▸ **What is required**: Using the material below, copy every line where "Deutschland" appears.

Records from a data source

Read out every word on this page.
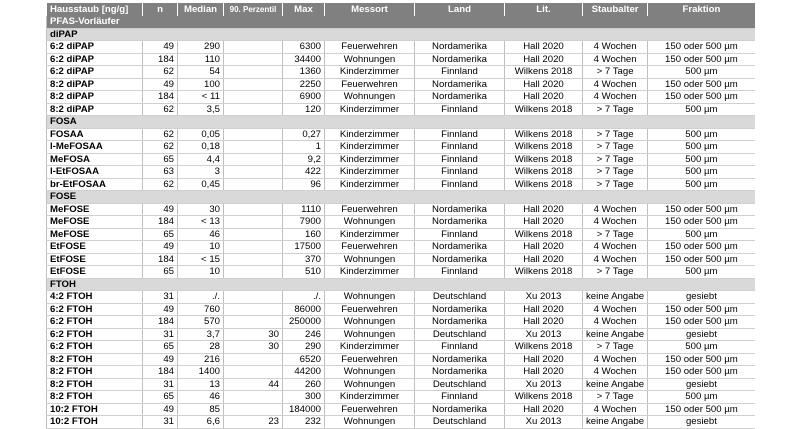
Hausstaub [ng/g]	n	Median	90. Perzentil	Max	Messort	Land	Lit.	Staubalter	Fraktion
PFAS-Vorläufer									
diPAP									
6:2 diPAP	49	290		6300	Feuerwehren	Nordamerika	Hall 2020	4 Wochen	150 oder 500 µm
6:2 diPAP	184	110		34400	Wohnungen	Nordamerika	Hall 2020	4 Wochen	150 oder 500 µm
6:2 diPAP	62	54		1360	Kinderzimmer	Finnland	Wilkens 2018	> 7 Tage	500 µm
8:2 diPAP	49	100		2250	Feuerwehren	Nordamerika	Hall 2020	4 Wochen	150 oder 500 µm
8:2 diPAP	184	< 11		6900	Wohnungen	Nordamerika	Hall 2020	4 Wochen	150 oder 500 µm
8:2 diPAP	62	3,5		120	Kinderzimmer	Finnland	Wilkens 2018	> 7 Tage	500 µm
FOSA									
FOSAA	62	0,05		0,27	Kinderzimmer	Finnland	Wilkens 2018	> 7 Tage	500 µm
l-MeFOSAA	62	0,18		1	Kinderzimmer	Finnland	Wilkens 2018	> 7 Tage	500 µm
MeFOSA	65	4,4		9,2	Kinderzimmer	Finnland	Wilkens 2018	> 7 Tage	500 µm
l-EtFOSAA	63	3		422	Kinderzimmer	Finnland	Wilkens 2018	> 7 Tage	500 µm
br-EtFOSAA	62	0,45		96	Kinderzimmer	Finnland	Wilkens 2018	> 7 Tage	500 µm
FOSE									
MeFOSE	49	30		1110	Feuerwehren	Nordamerika	Hall 2020	4 Wochen	150 oder 500 µm
MeFOSE	184	< 13		7900	Wohnungen	Nordamerika	Hall 2020	4 Wochen	150 oder 500 µm
MeFOSE	65	46		160	Kinderzimmer	Finnland	Wilkens 2018	> 7 Tage	500 µm
EtFOSE	49	10		17500	Feuerwehren	Nordamerika	Hall 2020	4 Wochen	150 oder 500 µm
EtFOSE	184	< 15		370	Wohnungen	Nordamerika	Hall 2020	4 Wochen	150 oder 500 µm
EtFOSE	65	10		510	Kinderzimmer	Finnland	Wilkens 2018	> 7 Tage	500 µm
FTOH									
4:2 FTOH	31	./.		./.	Wohnungen	Deutschland	Xu 2013	keine Angabe	gesiebt
6:2 FTOH	49	760		86000	Feuerwehren	Nordamerika	Hall 2020	4 Wochen	150 oder 500 µm
6:2 FTOH	184	570		250000	Wohnungen	Nordamerika	Hall 2020	4 Wochen	150 oder 500 µm
6:2 FTOH	31	3,7	30	246	Wohnungen	Deutschland	Xu 2013	keine Angabe	gesiebt
6:2 FTOH	65	28	30	290	Kinderzimmer	Finnland	Wilkens 2018	> 7 Tage	500 µm
8:2 FTOH	49	216		6520	Feuerwehren	Nordamerika	Hall 2020	4 Wochen	150 oder 500 µm
8:2 FTOH	184	1400		44200	Wohnungen	Nordamerika	Hall 2020	4 Wochen	150 oder 500 µm
8:2 FTOH	31	13	44	260	Wohnungen	Deutschland	Xu 2013	keine Angabe	gesiebt
8:2 FTOH	65	46		300	Kinderzimmer	Finnland	Wilkens 2018	> 7 Tage	500 µm
10:2 FTOH	49	85		184000	Feuerwehren	Nordamerika	Hall 2020	4 Wochen	150 oder 500 µm
10:2 FTOH	31	6,6	23	232	Wohnungen	Deutschland	Xu 2013	keine Angabe	gesiebt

▸ **Task response**:
4:2 FTOH	31	./.		./.	Wohnungen	Deutschland	Xu 2013	keine Angabe	gesiebt
6:2 FTOH	31	3,7	30	246	Wohnungen	Deutschland	Xu 2013	keine Angabe	gesiebt
8:2 FTOH	31	13	44	260	Wohnungen	Deutschland	Xu 2013	keine Angabe	gesiebt
10:2 FTOH	31	6,6	23	232	Wohnungen	Deutschland	Xu 2013	keine Angabe	gesiebt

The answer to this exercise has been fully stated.